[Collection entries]

========================================================================

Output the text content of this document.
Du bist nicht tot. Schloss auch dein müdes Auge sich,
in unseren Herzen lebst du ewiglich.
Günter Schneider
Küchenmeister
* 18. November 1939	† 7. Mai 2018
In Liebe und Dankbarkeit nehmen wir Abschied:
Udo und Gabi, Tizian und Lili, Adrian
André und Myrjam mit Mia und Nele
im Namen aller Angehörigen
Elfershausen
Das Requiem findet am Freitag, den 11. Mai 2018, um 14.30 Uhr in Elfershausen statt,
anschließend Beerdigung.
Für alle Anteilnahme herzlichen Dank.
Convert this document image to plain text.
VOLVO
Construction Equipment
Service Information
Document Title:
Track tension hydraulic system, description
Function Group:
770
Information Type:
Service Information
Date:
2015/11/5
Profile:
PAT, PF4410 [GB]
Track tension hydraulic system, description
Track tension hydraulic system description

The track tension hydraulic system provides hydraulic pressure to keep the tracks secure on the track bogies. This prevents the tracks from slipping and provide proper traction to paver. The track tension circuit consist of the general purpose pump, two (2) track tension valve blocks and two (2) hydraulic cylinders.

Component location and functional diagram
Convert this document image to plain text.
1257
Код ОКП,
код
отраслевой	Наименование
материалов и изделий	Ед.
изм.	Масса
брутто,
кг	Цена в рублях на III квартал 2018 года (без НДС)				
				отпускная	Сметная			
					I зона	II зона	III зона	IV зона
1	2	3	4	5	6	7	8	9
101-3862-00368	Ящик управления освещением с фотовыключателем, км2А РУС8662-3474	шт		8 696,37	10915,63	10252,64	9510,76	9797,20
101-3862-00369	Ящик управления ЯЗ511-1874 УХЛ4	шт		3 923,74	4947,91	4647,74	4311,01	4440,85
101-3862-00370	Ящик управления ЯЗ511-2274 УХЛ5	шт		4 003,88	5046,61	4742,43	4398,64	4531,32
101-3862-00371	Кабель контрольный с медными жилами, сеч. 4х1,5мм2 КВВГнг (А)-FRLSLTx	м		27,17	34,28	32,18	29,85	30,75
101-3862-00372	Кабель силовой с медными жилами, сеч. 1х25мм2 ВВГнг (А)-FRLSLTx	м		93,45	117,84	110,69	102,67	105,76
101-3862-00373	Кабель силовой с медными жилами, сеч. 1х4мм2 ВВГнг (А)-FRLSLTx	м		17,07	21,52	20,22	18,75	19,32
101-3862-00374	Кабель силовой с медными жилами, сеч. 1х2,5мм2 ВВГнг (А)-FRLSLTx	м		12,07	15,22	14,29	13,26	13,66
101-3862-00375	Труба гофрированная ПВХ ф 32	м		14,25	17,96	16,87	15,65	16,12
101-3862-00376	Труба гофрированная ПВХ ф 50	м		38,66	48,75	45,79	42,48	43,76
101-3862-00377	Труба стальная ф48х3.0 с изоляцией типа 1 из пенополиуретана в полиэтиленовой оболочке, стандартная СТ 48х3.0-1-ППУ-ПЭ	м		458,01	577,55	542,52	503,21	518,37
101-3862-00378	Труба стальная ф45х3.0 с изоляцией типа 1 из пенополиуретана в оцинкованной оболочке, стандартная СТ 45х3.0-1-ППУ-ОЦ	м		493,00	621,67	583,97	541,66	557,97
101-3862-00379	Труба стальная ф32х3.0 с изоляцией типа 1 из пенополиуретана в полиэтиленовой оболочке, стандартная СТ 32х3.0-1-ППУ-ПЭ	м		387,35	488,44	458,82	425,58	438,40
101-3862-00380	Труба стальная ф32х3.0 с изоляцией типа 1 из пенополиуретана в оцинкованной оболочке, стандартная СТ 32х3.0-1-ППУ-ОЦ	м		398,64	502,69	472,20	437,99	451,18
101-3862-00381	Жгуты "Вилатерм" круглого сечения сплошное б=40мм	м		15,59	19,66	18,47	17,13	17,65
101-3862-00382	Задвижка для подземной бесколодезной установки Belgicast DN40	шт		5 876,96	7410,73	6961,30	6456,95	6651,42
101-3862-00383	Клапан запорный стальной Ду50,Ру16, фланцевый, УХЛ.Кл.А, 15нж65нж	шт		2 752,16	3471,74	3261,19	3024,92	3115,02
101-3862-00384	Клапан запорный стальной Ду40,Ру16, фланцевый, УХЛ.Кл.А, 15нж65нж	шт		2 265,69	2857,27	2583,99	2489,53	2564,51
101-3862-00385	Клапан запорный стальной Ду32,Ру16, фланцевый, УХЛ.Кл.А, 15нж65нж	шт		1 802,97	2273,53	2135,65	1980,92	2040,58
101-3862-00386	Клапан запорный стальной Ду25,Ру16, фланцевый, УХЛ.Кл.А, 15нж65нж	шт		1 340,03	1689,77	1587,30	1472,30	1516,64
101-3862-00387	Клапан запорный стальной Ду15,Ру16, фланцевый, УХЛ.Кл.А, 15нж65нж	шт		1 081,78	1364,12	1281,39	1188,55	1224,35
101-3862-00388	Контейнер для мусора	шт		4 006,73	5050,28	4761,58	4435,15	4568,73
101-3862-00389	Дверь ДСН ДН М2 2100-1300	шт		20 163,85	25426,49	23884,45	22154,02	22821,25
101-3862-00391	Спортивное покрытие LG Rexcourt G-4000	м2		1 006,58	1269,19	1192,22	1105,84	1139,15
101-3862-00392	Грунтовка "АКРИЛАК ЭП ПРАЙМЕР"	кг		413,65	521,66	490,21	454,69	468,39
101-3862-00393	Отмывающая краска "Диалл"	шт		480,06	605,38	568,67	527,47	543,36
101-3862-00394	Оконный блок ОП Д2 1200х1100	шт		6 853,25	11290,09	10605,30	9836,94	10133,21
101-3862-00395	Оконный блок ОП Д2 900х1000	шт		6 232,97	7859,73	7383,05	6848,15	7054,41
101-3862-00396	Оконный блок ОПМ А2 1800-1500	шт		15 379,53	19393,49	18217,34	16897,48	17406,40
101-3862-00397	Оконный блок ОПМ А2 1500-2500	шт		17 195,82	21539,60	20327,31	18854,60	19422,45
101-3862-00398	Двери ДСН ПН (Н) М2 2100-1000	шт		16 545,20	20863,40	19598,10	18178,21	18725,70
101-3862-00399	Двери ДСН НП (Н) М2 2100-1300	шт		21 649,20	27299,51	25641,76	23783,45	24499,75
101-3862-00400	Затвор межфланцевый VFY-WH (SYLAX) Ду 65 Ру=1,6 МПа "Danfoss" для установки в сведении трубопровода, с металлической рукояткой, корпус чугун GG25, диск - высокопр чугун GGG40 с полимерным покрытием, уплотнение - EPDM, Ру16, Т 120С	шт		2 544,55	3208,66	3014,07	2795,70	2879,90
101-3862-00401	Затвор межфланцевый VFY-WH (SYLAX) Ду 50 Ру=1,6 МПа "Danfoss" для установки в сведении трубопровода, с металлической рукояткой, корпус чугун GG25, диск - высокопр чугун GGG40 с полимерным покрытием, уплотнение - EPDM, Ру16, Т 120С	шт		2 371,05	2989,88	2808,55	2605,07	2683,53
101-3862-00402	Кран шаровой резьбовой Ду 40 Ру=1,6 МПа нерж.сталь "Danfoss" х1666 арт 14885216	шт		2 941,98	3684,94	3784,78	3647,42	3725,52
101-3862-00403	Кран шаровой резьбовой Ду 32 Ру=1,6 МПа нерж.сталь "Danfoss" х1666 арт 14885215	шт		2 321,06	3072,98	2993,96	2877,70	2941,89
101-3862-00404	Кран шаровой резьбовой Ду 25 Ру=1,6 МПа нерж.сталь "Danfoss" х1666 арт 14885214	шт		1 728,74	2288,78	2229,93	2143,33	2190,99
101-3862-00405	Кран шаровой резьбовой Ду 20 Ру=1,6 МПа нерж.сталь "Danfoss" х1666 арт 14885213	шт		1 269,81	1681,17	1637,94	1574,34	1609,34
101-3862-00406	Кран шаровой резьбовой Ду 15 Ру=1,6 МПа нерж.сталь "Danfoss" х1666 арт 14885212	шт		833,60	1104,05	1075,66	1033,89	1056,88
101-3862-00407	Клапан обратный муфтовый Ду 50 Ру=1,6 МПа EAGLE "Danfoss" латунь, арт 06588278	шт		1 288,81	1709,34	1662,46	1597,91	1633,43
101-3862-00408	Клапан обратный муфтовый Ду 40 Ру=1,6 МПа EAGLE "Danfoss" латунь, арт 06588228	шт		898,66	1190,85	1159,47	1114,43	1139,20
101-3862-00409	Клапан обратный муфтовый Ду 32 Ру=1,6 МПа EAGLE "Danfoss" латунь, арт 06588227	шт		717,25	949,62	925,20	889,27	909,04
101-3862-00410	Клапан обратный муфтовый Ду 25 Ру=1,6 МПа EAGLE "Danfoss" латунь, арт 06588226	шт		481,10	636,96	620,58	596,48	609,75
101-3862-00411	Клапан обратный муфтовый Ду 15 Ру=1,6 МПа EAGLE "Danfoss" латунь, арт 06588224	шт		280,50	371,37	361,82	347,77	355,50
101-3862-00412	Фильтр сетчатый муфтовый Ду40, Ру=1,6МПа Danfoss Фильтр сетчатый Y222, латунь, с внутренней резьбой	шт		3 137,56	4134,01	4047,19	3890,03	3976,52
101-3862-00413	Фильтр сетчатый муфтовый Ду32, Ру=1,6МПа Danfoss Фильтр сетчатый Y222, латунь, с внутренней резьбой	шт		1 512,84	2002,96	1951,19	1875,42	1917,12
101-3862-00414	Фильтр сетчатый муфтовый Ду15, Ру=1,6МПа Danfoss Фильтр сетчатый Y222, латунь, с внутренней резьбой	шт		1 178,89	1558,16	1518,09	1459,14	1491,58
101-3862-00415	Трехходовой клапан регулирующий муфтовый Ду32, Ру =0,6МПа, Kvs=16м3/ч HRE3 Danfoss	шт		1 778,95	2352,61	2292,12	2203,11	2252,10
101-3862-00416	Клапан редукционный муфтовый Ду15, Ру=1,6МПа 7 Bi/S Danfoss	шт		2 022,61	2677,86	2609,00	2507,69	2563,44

========================================================================

— Problem statement —
Your answer should be only the number of lines that hold the word "Ящик".

— Problem solution —
3